Work to complete
Your task is to extract the lines from the one holding "Type out the text in this image." through the end of the material. Set them down exactly and add nothing.
## START Available data
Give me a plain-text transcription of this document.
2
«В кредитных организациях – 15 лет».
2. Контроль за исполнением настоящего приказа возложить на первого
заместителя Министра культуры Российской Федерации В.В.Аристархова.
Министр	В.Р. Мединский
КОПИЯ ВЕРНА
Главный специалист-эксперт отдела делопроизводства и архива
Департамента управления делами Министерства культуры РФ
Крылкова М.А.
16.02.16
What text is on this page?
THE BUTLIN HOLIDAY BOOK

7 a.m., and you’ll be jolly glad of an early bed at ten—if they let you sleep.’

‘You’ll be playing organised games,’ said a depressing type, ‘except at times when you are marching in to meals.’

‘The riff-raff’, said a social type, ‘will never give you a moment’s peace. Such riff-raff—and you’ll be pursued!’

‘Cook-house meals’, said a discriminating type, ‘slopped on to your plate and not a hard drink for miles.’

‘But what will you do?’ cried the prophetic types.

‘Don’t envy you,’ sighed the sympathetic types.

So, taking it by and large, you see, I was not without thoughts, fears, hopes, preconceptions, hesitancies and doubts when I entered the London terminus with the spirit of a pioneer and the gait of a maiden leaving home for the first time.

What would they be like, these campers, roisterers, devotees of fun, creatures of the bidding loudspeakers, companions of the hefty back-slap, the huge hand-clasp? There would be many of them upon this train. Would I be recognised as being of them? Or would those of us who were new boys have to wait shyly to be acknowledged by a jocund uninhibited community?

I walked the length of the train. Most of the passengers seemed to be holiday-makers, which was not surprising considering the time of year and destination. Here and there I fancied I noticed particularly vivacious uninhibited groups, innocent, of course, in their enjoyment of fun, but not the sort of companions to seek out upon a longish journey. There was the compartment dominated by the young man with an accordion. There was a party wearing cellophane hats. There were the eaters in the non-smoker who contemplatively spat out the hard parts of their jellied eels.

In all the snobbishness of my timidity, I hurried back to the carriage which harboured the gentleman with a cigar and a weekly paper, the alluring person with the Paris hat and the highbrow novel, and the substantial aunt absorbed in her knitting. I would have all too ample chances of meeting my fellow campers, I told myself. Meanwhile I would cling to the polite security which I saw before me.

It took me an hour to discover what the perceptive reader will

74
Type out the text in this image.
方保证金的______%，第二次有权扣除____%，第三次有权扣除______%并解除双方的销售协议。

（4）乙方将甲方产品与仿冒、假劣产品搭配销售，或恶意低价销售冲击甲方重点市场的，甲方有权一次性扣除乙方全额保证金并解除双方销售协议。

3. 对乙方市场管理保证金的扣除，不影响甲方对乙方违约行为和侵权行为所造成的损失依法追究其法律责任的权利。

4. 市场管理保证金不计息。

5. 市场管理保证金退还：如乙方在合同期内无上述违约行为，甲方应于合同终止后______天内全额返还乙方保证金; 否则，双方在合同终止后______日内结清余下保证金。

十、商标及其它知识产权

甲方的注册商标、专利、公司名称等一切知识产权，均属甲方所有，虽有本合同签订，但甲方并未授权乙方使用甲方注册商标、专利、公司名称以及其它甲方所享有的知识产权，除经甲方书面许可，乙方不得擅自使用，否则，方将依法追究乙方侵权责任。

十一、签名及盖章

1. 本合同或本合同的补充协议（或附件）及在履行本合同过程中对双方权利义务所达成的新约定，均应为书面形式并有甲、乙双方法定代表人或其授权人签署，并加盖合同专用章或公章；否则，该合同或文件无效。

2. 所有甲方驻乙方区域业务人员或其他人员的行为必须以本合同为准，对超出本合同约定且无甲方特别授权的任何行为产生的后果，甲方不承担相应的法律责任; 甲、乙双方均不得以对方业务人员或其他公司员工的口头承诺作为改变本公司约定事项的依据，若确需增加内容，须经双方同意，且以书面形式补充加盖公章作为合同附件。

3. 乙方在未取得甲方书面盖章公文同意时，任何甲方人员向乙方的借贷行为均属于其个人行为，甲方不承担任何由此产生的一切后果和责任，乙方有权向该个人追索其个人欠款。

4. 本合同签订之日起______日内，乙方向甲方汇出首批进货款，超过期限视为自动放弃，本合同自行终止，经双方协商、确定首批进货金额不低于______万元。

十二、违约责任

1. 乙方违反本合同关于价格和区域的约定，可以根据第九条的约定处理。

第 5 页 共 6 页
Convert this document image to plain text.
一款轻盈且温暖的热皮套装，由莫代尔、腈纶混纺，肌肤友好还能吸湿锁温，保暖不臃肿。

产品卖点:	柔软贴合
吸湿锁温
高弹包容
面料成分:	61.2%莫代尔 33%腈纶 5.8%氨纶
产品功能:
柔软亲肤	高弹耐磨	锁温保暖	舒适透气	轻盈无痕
## END Available data
Exercise result
Type out the text in this image.
方保证金的______%，第二次有权扣除____%，第三次有权扣除______%并解除双方的销售协议。

（4）乙方将甲方产品与仿冒、假劣产品搭配销售，或恶意低价销售冲击甲方重点市场的，甲方有权一次性扣除乙方全额保证金并解除双方销售协议。

3. 对乙方市场管理保证金的扣除，不影响甲方对乙方违约行为和侵权行为所造成的损失依法追究其法律责任的权利。

4. 市场管理保证金不计息。

5. 市场管理保证金退还：如乙方在合同期内无上述违约行为，甲方应于合同终止后______天内全额返还乙方保证金; 否则，双方在合同终止后______日内结清余下保证金。

十、商标及其它知识产权

甲方的注册商标、专利、公司名称等一切知识产权，均属甲方所有，虽有本合同签订，但甲方并未授权乙方使用甲方注册商标、专利、公司名称以及其它甲方所享有的知识产权，除经甲方书面许可，乙方不得擅自使用，否则，方将依法追究乙方侵权责任。

十一、签名及盖章

1. 本合同或本合同的补充协议（或附件）及在履行本合同过程中对双方权利义务所达成的新约定，均应为书面形式并有甲、乙双方法定代表人或其授权人签署，并加盖合同专用章或公章；否则，该合同或文件无效。

2. 所有甲方驻乙方区域业务人员或其他人员的行为必须以本合同为准，对超出本合同约定且无甲方特别授权的任何行为产生的后果，甲方不承担相应的法律责任; 甲、乙双方均不得以对方业务人员或其他公司员工的口头承诺作为改变本公司约定事项的依据，若确需增加内容，须经双方同意，且以书面形式补充加盖公章作为合同附件。

3. 乙方在未取得甲方书面盖章公文同意时，任何甲方人员向乙方的借贷行为均属于其个人行为，甲方不承担任何由此产生的一切后果和责任，乙方有权向该个人追索其个人欠款。

4. 本合同签订之日起______日内，乙方向甲方汇出首批进货款，超过期限视为自动放弃，本合同自行终止，经双方协商、确定首批进货金额不低于______万元。

十二、违约责任

1. 乙方违反本合同关于价格和区域的约定，可以根据第九条的约定处理。

第 5 页 共 6 页
Convert this document image to plain text.
一款轻盈且温暖的热皮套装，由莫代尔、腈纶混纺，肌肤友好还能吸湿锁温，保暖不臃肿。

产品卖点:	柔软贴合
吸湿锁温
高弹包容
面料成分:	61.2%莫代尔 33%腈纶 5.8%氨纶
产品功能:
柔软亲肤	高弹耐磨	锁温保暖	舒适透气	轻盈无痕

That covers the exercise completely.